[START]
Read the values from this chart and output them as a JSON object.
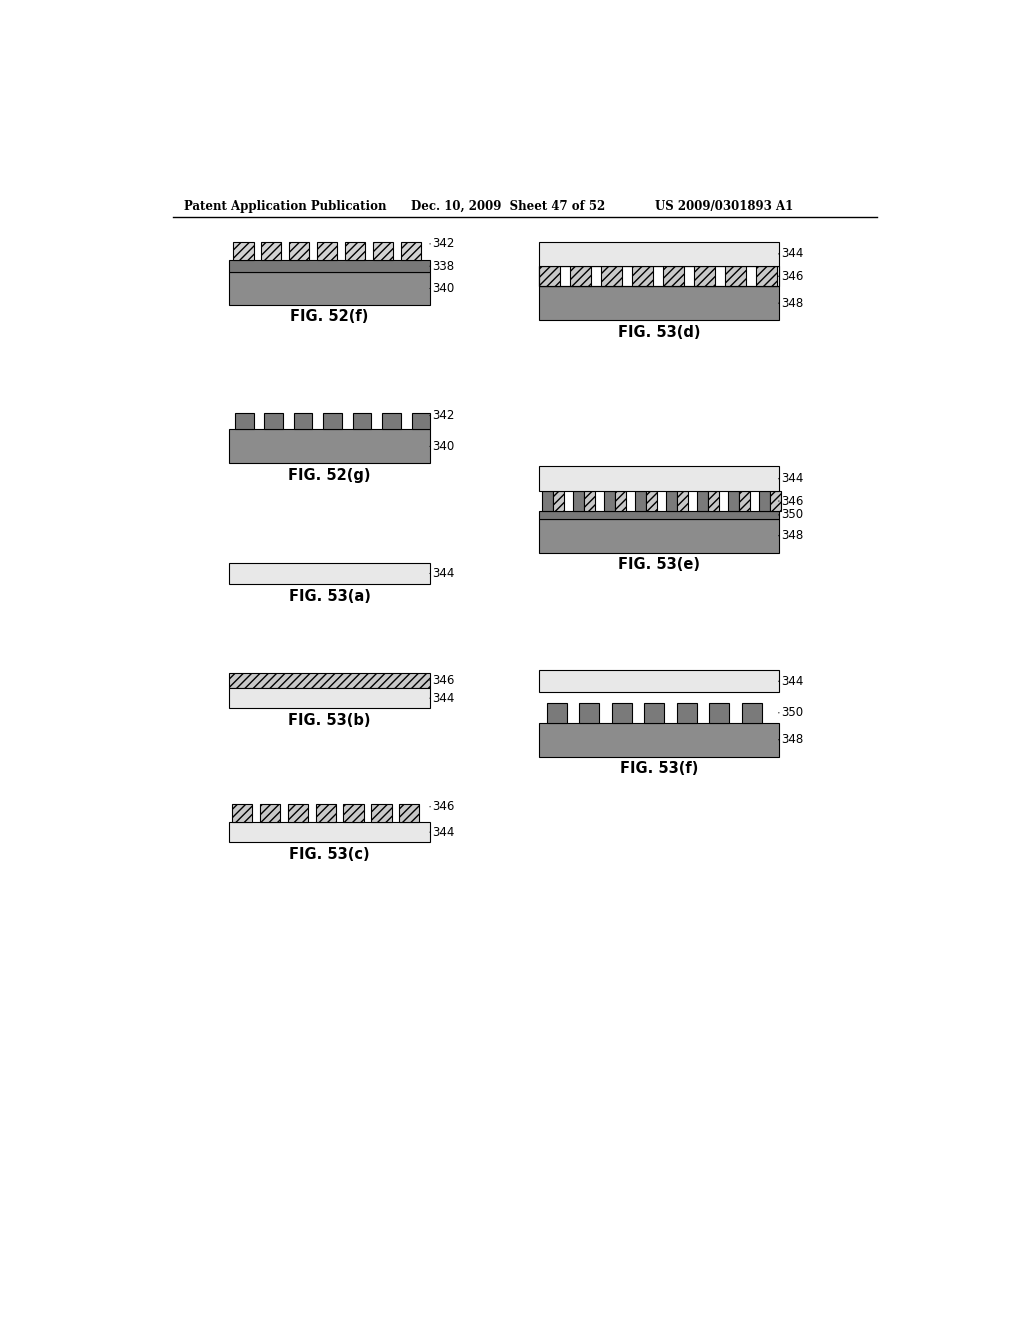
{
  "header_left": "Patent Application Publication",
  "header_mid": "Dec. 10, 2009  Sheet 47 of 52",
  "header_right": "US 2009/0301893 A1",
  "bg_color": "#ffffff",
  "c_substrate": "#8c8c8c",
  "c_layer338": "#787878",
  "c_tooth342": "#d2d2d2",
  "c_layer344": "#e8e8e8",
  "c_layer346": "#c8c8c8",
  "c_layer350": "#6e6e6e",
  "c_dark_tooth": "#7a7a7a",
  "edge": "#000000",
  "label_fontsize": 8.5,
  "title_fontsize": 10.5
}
[END]
Directions for this task: Copy out the data above exactly, except the pictures.

The solution:
Read the values from this chart and output them as a JSON object.
{
  "header_left": "Patent Application Publication",
  "header_mid": "Dec. 10, 2009  Sheet 47 of 52",
  "header_right": "US 2009/0301893 A1",
  "bg_color": "#ffffff",
  "c_substrate": "#8c8c8c",
  "c_layer338": "#787878",
  "c_tooth342": "#d2d2d2",
  "c_layer344": "#e8e8e8",
  "c_layer346": "#c8c8c8",
  "c_layer350": "#6e6e6e",
  "c_dark_tooth": "#7a7a7a",
  "edge": "#000000",
  "label_fontsize": 8.5,
  "title_fontsize": 10.5
}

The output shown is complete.